[WHAT IS REQUIRED]: Nothing should differ between your answer and the records.

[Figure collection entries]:

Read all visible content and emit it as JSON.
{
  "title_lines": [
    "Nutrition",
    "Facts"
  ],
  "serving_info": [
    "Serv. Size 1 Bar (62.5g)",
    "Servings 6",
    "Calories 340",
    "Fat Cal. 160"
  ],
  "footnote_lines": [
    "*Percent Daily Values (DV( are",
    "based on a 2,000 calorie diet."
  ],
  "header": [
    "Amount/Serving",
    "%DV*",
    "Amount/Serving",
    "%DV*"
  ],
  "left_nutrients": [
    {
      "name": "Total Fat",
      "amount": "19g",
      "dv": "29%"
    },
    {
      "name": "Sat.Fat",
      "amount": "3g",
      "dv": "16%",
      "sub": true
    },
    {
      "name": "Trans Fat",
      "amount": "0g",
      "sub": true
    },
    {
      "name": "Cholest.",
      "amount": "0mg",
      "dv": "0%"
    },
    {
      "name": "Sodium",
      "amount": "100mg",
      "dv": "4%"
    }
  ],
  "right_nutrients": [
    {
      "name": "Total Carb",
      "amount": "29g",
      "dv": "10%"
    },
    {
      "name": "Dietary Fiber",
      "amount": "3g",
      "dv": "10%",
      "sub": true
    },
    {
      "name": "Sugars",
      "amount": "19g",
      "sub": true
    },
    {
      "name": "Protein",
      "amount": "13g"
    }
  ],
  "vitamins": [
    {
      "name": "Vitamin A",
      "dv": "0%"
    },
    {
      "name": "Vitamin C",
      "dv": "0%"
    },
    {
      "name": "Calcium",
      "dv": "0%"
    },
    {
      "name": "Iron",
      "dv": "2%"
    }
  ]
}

[RESPONSE BELOW]:
Read all visible content and emit it as JSON.
{
  "title_lines": [
    "Nutrition",
    "Facts"
  ],
  "serving_info": [
    "Serv. Size 1 Bar (62.5g)",
    "Servings 6",
    "Calories 340",
    "Fat Cal. 160"
  ],
  "footnote_lines": [
    "*Percent Daily Values (DV( are",
    "based on a 2,000 calorie diet."
  ],
  "header": [
    "Amount/Serving",
    "%DV*",
    "Amount/Serving",
    "%DV*"
  ],
  "left_nutrients": [
    {
      "name": "Total Fat",
      "amount": "19g",
      "dv": "29%"
    },
    {
      "name": "Sat.Fat",
      "amount": "3g",
      "dv": "16%",
      "sub": true
    },
    {
      "name": "Trans Fat",
      "amount": "0g",
      "sub": true
    },
    {
      "name": "Cholest.",
      "amount": "0mg",
      "dv": "0%"
    },
    {
      "name": "Sodium",
      "amount": "100mg",
      "dv": "4%"
    }
  ],
  "right_nutrients": [
    {
      "name": "Total Carb",
      "amount": "29g",
      "dv": "10%"
    },
    {
      "name": "Dietary Fiber",
      "amount": "3g",
      "dv": "10%",
      "sub": true
    },
    {
      "name": "Sugars",
      "amount": "19g",
      "sub": true
    },
    {
      "name": "Protein",
      "amount": "13g"
    }
  ],
  "vitamins": [
    {
      "name": "Vitamin A",
      "dv": "0%"
    },
    {
      "name": "Vitamin C",
      "dv": "0%"
    },
    {
      "name": "Calcium",
      "dv": "0%"
    },
    {
      "name": "Iron",
      "dv": "2%"
    }
  ]
}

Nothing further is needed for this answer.